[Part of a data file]
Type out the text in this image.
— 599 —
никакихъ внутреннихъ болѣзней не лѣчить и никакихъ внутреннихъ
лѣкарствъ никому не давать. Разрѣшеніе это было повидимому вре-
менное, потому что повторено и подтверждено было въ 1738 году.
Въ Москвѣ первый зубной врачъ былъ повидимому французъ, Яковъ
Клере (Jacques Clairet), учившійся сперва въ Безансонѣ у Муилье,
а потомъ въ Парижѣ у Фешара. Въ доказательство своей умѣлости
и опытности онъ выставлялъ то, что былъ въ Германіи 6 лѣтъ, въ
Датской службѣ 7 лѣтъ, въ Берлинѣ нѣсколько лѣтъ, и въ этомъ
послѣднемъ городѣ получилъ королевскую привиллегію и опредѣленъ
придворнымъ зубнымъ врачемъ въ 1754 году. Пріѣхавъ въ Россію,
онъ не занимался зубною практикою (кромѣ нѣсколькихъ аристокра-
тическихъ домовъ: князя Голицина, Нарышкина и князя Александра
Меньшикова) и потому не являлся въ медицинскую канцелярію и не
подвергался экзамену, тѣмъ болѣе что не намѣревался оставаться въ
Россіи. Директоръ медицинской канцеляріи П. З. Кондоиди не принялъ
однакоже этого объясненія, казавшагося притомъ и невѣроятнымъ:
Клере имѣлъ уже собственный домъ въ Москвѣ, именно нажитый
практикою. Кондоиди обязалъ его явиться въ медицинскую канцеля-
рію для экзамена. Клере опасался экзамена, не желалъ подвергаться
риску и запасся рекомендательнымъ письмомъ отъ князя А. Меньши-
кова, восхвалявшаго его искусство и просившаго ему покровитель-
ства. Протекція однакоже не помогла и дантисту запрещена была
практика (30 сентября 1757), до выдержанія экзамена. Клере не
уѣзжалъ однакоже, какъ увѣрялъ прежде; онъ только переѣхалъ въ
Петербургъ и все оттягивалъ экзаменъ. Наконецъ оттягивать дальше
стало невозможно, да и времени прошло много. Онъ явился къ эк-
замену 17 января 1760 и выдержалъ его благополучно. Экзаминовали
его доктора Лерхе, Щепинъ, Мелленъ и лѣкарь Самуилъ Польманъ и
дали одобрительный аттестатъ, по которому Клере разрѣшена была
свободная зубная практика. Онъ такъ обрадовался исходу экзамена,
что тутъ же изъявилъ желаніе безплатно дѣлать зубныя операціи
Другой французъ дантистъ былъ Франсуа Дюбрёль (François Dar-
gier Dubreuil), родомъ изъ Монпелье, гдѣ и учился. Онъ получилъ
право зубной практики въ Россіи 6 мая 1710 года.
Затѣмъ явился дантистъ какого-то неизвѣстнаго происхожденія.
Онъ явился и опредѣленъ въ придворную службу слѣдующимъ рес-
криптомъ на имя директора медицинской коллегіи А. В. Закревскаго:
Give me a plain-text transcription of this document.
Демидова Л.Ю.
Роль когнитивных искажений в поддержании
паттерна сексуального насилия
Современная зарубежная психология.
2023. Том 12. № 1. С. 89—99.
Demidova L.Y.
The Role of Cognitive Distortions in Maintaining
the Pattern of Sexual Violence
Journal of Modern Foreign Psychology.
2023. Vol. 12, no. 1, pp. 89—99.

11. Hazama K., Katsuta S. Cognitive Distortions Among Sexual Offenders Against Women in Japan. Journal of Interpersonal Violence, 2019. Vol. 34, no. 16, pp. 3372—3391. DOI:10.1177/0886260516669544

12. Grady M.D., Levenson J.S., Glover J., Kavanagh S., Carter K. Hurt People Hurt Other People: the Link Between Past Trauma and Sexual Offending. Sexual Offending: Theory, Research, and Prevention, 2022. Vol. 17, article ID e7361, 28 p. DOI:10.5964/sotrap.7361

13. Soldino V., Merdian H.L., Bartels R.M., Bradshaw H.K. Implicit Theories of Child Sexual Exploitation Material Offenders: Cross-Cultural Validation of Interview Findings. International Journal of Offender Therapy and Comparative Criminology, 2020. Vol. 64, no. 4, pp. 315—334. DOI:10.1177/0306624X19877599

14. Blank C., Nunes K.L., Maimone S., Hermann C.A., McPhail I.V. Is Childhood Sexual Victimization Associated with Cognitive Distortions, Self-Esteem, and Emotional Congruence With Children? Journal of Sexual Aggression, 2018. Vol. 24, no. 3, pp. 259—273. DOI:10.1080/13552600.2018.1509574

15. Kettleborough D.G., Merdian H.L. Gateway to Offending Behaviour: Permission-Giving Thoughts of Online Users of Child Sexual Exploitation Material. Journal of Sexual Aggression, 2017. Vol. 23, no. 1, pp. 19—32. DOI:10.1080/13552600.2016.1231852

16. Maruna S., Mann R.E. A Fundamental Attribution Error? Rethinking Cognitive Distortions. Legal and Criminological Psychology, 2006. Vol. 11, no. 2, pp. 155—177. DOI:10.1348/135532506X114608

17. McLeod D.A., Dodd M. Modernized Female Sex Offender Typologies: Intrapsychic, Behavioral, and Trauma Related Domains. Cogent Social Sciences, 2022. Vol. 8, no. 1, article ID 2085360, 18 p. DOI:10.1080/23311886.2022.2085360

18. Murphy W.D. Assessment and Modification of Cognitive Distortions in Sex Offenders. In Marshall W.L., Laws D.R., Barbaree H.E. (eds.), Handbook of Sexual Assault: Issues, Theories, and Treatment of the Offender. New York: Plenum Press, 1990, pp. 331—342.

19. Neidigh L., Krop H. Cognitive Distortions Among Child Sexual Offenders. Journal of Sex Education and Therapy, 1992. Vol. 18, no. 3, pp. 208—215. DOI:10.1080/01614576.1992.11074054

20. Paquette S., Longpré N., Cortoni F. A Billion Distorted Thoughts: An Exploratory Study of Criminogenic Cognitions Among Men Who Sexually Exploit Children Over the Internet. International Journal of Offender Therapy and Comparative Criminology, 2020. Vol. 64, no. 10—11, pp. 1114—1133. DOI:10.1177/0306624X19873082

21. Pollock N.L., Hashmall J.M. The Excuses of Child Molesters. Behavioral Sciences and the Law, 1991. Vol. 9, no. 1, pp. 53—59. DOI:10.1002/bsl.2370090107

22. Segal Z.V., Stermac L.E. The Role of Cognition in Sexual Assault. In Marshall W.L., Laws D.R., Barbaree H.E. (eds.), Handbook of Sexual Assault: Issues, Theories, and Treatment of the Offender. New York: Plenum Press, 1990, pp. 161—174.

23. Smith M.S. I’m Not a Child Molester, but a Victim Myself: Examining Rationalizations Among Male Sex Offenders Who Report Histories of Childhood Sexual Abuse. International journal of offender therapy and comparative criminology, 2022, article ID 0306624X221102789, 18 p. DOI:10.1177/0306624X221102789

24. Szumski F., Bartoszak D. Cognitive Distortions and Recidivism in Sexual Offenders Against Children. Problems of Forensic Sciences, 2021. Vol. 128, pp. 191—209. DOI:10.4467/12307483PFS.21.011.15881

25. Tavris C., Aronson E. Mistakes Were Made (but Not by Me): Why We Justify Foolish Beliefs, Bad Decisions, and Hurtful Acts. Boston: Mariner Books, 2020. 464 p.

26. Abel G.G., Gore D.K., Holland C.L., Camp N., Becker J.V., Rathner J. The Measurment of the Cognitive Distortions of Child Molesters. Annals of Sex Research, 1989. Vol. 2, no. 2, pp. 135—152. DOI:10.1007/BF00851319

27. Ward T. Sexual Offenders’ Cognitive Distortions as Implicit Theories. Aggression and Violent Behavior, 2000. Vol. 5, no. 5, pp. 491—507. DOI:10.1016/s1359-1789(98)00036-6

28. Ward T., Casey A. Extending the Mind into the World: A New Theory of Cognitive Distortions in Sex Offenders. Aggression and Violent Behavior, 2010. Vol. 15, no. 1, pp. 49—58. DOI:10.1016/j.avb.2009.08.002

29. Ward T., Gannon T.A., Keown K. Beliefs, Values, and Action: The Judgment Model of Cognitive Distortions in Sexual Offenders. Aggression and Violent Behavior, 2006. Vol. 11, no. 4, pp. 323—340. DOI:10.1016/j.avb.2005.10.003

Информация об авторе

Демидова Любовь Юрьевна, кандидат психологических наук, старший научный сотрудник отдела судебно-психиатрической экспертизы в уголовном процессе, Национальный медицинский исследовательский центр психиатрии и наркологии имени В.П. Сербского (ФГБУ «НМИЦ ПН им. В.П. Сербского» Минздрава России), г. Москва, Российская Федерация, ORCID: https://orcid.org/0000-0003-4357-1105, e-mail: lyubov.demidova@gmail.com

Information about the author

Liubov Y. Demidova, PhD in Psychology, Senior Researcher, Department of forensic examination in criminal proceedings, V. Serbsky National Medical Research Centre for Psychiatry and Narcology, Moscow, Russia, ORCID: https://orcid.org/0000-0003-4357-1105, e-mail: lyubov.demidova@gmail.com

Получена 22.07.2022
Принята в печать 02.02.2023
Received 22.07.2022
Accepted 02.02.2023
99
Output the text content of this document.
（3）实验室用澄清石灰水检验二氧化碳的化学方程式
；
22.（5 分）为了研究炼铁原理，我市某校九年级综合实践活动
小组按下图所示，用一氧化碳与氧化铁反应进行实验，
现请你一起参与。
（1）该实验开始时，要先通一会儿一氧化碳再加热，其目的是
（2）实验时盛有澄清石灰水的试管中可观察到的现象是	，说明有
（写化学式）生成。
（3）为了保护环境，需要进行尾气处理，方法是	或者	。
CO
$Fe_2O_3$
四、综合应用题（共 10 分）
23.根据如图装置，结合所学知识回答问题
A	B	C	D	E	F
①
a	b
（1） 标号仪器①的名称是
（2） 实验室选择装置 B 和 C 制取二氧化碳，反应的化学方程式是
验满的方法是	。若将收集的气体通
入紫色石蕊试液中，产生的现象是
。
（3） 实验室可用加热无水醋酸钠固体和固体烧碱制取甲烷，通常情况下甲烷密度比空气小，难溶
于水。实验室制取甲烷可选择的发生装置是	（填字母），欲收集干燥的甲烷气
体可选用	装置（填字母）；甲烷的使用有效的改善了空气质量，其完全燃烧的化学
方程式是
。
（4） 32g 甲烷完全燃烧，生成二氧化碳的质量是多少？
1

* PROMPT *
From the material given, work out how many lines hold the string "году"; state that number and nothing further.

* OUTPUT FOR THIS TASK *
2